━━━━━ Input for this task

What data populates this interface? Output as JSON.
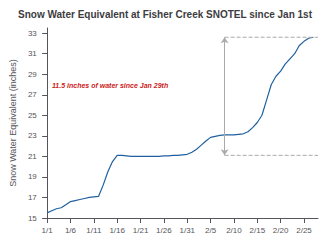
{
  "chart_data": {
    "type": "line",
    "title": "Snow Water Equivalent at Fisher Creek SNOTEL since Jan 1st",
    "ylabel": "Snow Water Equivalent (inches)",
    "x": [
      0,
      1,
      2,
      3,
      4,
      5,
      6,
      7,
      8,
      9,
      10,
      11,
      12,
      13,
      14,
      15,
      16,
      17,
      18,
      19,
      20,
      21,
      22,
      23,
      24,
      25,
      26,
      27,
      28,
      29,
      30,
      31,
      32,
      33,
      34,
      35,
      36,
      37,
      38,
      39,
      40,
      41,
      42,
      43,
      44,
      45,
      46,
      47,
      48,
      49,
      50,
      51,
      52,
      53,
      54,
      55,
      56,
      57
    ],
    "values": [
      15.5,
      15.7,
      15.9,
      16.0,
      16.3,
      16.6,
      16.7,
      16.8,
      16.9,
      17.0,
      17.05,
      17.1,
      18.2,
      19.5,
      20.5,
      21.1,
      21.1,
      21.05,
      21.0,
      21.0,
      21.0,
      21.0,
      21.0,
      21.0,
      21.0,
      21.05,
      21.05,
      21.1,
      21.1,
      21.15,
      21.2,
      21.4,
      21.7,
      22.1,
      22.5,
      22.85,
      22.95,
      23.05,
      23.1,
      23.1,
      23.1,
      23.15,
      23.2,
      23.4,
      23.8,
      24.3,
      25.0,
      26.5,
      28.0,
      28.8,
      29.3,
      30.0,
      30.5,
      31.0,
      31.8,
      32.2,
      32.5,
      32.6
    ],
    "color": "#2060a0",
    "xlim": [
      -0.5,
      58
    ],
    "xticks": [
      {
        "value": 0,
        "label": "1/1"
      },
      {
        "value": 5,
        "label": "1/6"
      },
      {
        "value": 10,
        "label": "1/11"
      },
      {
        "value": 15,
        "label": "1/16"
      },
      {
        "value": 20,
        "label": "1/21"
      },
      {
        "value": 25,
        "label": "1/26"
      },
      {
        "value": 30,
        "label": "1/31"
      },
      {
        "value": 35,
        "label": "2/5"
      },
      {
        "value": 40,
        "label": "2/10"
      },
      {
        "value": 45,
        "label": "2/15"
      },
      {
        "value": 50,
        "label": "2/20"
      },
      {
        "value": 55,
        "label": "2/25"
      }
    ],
    "ylim": [
      15,
      33.5
    ],
    "yticks": [
      15,
      17,
      19,
      21,
      23,
      25,
      27,
      29,
      31,
      33
    ],
    "grid": false,
    "annotation": {
      "text": "11.5 inches of water since Jan 29th",
      "color": "#cc2222"
    },
    "range_arrow": {
      "x": 38,
      "from": 21.1,
      "to": 32.6,
      "color": "#aaaaaa",
      "dash_color": "#aaaaaa"
    }
  }
}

━━━━━━━━━━

■ Written request: Print the records word for word and exclude any picture they hold.

■ Solution for this task:
What data populates this interface? Output as JSON.
{
  "chart_data": {
    "type": "line",
    "title": "Snow Water Equivalent at Fisher Creek SNOTEL since Jan 1st",
    "ylabel": "Snow Water Equivalent (inches)",
    "x": [
      0,
      1,
      2,
      3,
      4,
      5,
      6,
      7,
      8,
      9,
      10,
      11,
      12,
      13,
      14,
      15,
      16,
      17,
      18,
      19,
      20,
      21,
      22,
      23,
      24,
      25,
      26,
      27,
      28,
      29,
      30,
      31,
      32,
      33,
      34,
      35,
      36,
      37,
      38,
      39,
      40,
      41,
      42,
      43,
      44,
      45,
      46,
      47,
      48,
      49,
      50,
      51,
      52,
      53,
      54,
      55,
      56,
      57
    ],
    "values": [
      15.5,
      15.7,
      15.9,
      16.0,
      16.3,
      16.6,
      16.7,
      16.8,
      16.9,
      17.0,
      17.05,
      17.1,
      18.2,
      19.5,
      20.5,
      21.1,
      21.1,
      21.05,
      21.0,
      21.0,
      21.0,
      21.0,
      21.0,
      21.0,
      21.0,
      21.05,
      21.05,
      21.1,
      21.1,
      21.15,
      21.2,
      21.4,
      21.7,
      22.1,
      22.5,
      22.85,
      22.95,
      23.05,
      23.1,
      23.1,
      23.1,
      23.15,
      23.2,
      23.4,
      23.8,
      24.3,
      25.0,
      26.5,
      28.0,
      28.8,
      29.3,
      30.0,
      30.5,
      31.0,
      31.8,
      32.2,
      32.5,
      32.6
    ],
    "color": "#2060a0",
    "xlim": [
      -0.5,
      58
    ],
    "xticks": [
      {
        "value": 0,
        "label": "1/1"
      },
      {
        "value": 5,
        "label": "1/6"
      },
      {
        "value": 10,
        "label": "1/11"
      },
      {
        "value": 15,
        "label": "1/16"
      },
      {
        "value": 20,
        "label": "1/21"
      },
      {
        "value": 25,
        "label": "1/26"
      },
      {
        "value": 30,
        "label": "1/31"
      },
      {
        "value": 35,
        "label": "2/5"
      },
      {
        "value": 40,
        "label": "2/10"
      },
      {
        "value": 45,
        "label": "2/15"
      },
      {
        "value": 50,
        "label": "2/20"
      },
      {
        "value": 55,
        "label": "2/25"
      }
    ],
    "ylim": [
      15,
      33.5
    ],
    "yticks": [
      15,
      17,
      19,
      21,
      23,
      25,
      27,
      29,
      31,
      33
    ],
    "grid": false,
    "annotation": {
      "text": "11.5 inches of water since Jan 29th",
      "color": "#cc2222"
    },
    "range_arrow": {
      "x": 38,
      "from": 21.1,
      "to": 32.6,
      "color": "#aaaaaa",
      "dash_color": "#aaaaaa"
    }
  }
}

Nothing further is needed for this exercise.